Task prompt:
Transcribe each line of the material as it is, and drop any picture.

Data shown:

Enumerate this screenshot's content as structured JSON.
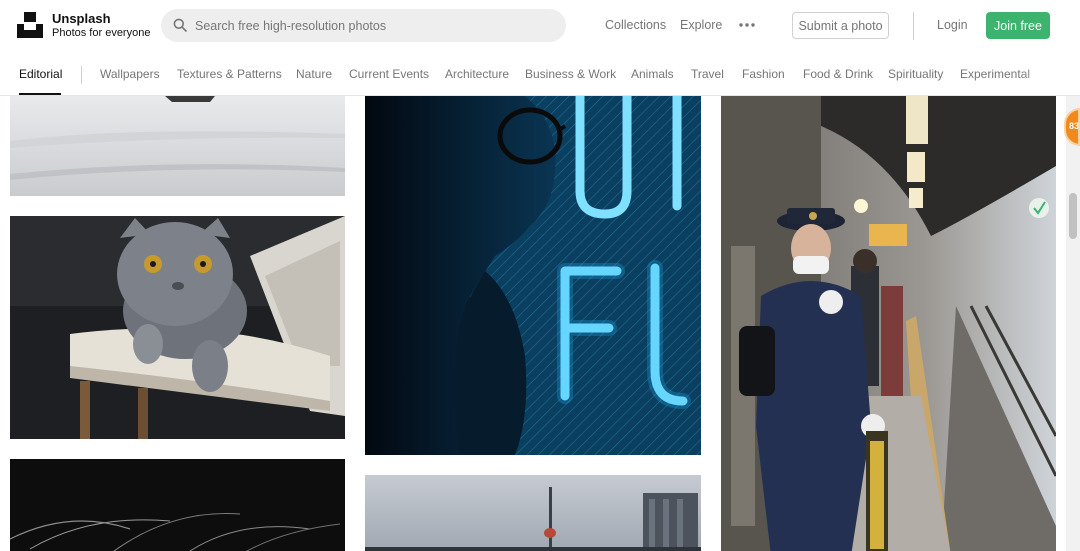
{
  "header": {
    "brand_name": "Unsplash",
    "brand_tagline": "Photos for everyone",
    "search_placeholder": "Search free high-resolution photos",
    "nav": [
      {
        "label": "Collections"
      },
      {
        "label": "Explore"
      }
    ],
    "more_icon": "more-horizontal-icon",
    "submit_label": "Submit a photo",
    "login_label": "Login",
    "join_label": "Join free",
    "colors": {
      "accent_green": "#3cb46e",
      "muted_text": "#767676",
      "search_bg": "#eeeeee"
    }
  },
  "topics": {
    "items": [
      {
        "label": "Editorial",
        "active": true
      },
      {
        "label": "Wallpapers"
      },
      {
        "label": "Textures & Patterns"
      },
      {
        "label": "Nature"
      },
      {
        "label": "Current Events"
      },
      {
        "label": "Architecture"
      },
      {
        "label": "Business & Work"
      },
      {
        "label": "Animals"
      },
      {
        "label": "Travel"
      },
      {
        "label": "Fashion"
      },
      {
        "label": "Food & Drink"
      },
      {
        "label": "Spirituality"
      },
      {
        "label": "Experimental"
      }
    ]
  },
  "gallery": {
    "photos": [
      {
        "subject": "snowy-landscape"
      },
      {
        "subject": "grey-scottish-fold-cat-on-chair"
      },
      {
        "subject": "dark-grass-silhouette"
      },
      {
        "subject": "person-with-glasses-blue-neon-sign"
      },
      {
        "subject": "city-skyline-cn-tower"
      },
      {
        "subject": "train-station-conductor"
      }
    ]
  },
  "floating_badge": {
    "text": "83",
    "color": "#f08a1c"
  }
}
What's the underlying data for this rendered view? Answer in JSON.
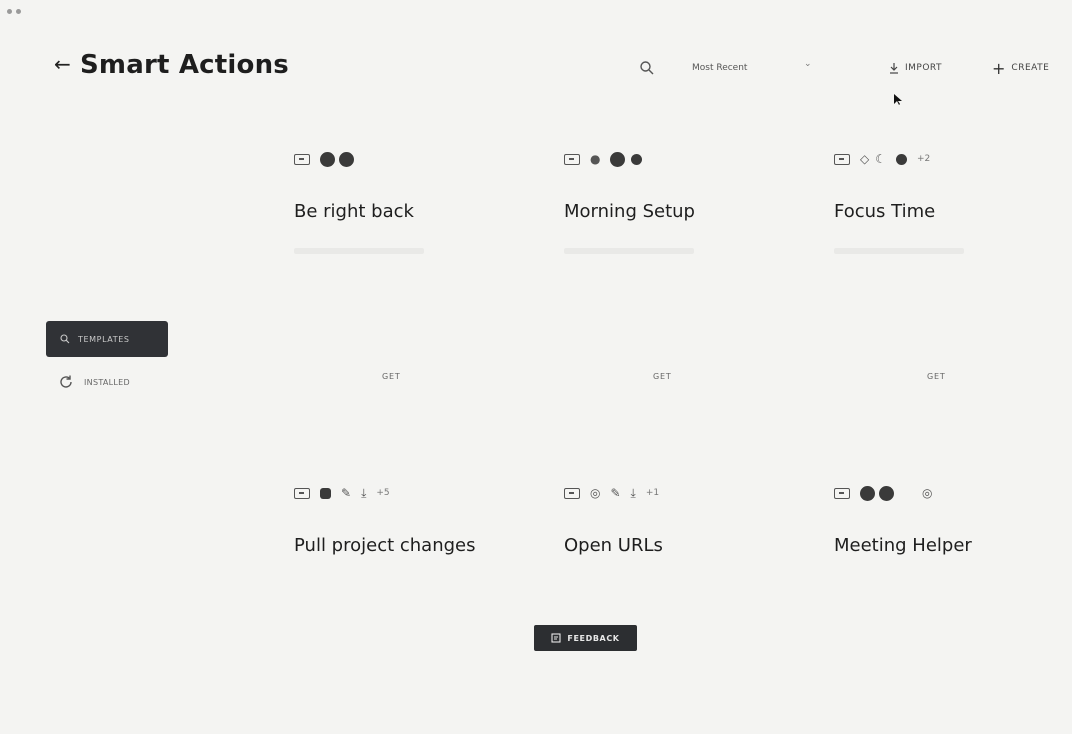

Completed task:
Enumerate this screenshot's content as structured JSON.
{
  "header": {
    "brand_name": "Unsplash",
    "brand_tagline": "Photos for everyone",
    "search_placeholder": "Search free high-resolution photos",
    "nav": [
      {
        "label": "Collections"
      },
      {
        "label": "Explore"
      }
    ],
    "more_icon": "more-horizontal-icon",
    "submit_label": "Submit a photo",
    "login_label": "Login",
    "join_label": "Join free",
    "colors": {
      "accent_green": "#3cb46e",
      "muted_text": "#767676",
      "search_bg": "#eeeeee"
    }
  },
  "topics": {
    "items": [
      {
        "label": "Editorial",
        "active": true
      },
      {
        "label": "Wallpapers"
      },
      {
        "label": "Textures & Patterns"
      },
      {
        "label": "Nature"
      },
      {
        "label": "Current Events"
      },
      {
        "label": "Architecture"
      },
      {
        "label": "Business & Work"
      },
      {
        "label": "Animals"
      },
      {
        "label": "Travel"
      },
      {
        "label": "Fashion"
      },
      {
        "label": "Food & Drink"
      },
      {
        "label": "Spirituality"
      },
      {
        "label": "Experimental"
      }
    ]
  },
  "gallery": {
    "photos": [
      {
        "subject": "snowy-landscape"
      },
      {
        "subject": "grey-scottish-fold-cat-on-chair"
      },
      {
        "subject": "dark-grass-silhouette"
      },
      {
        "subject": "person-with-glasses-blue-neon-sign"
      },
      {
        "subject": "city-skyline-cn-tower"
      },
      {
        "subject": "train-station-conductor"
      }
    ]
  },
  "floating_badge": {
    "text": "83",
    "color": "#f08a1c"
  }
}
What's the underlying data for this rendered view? Answer in JSON.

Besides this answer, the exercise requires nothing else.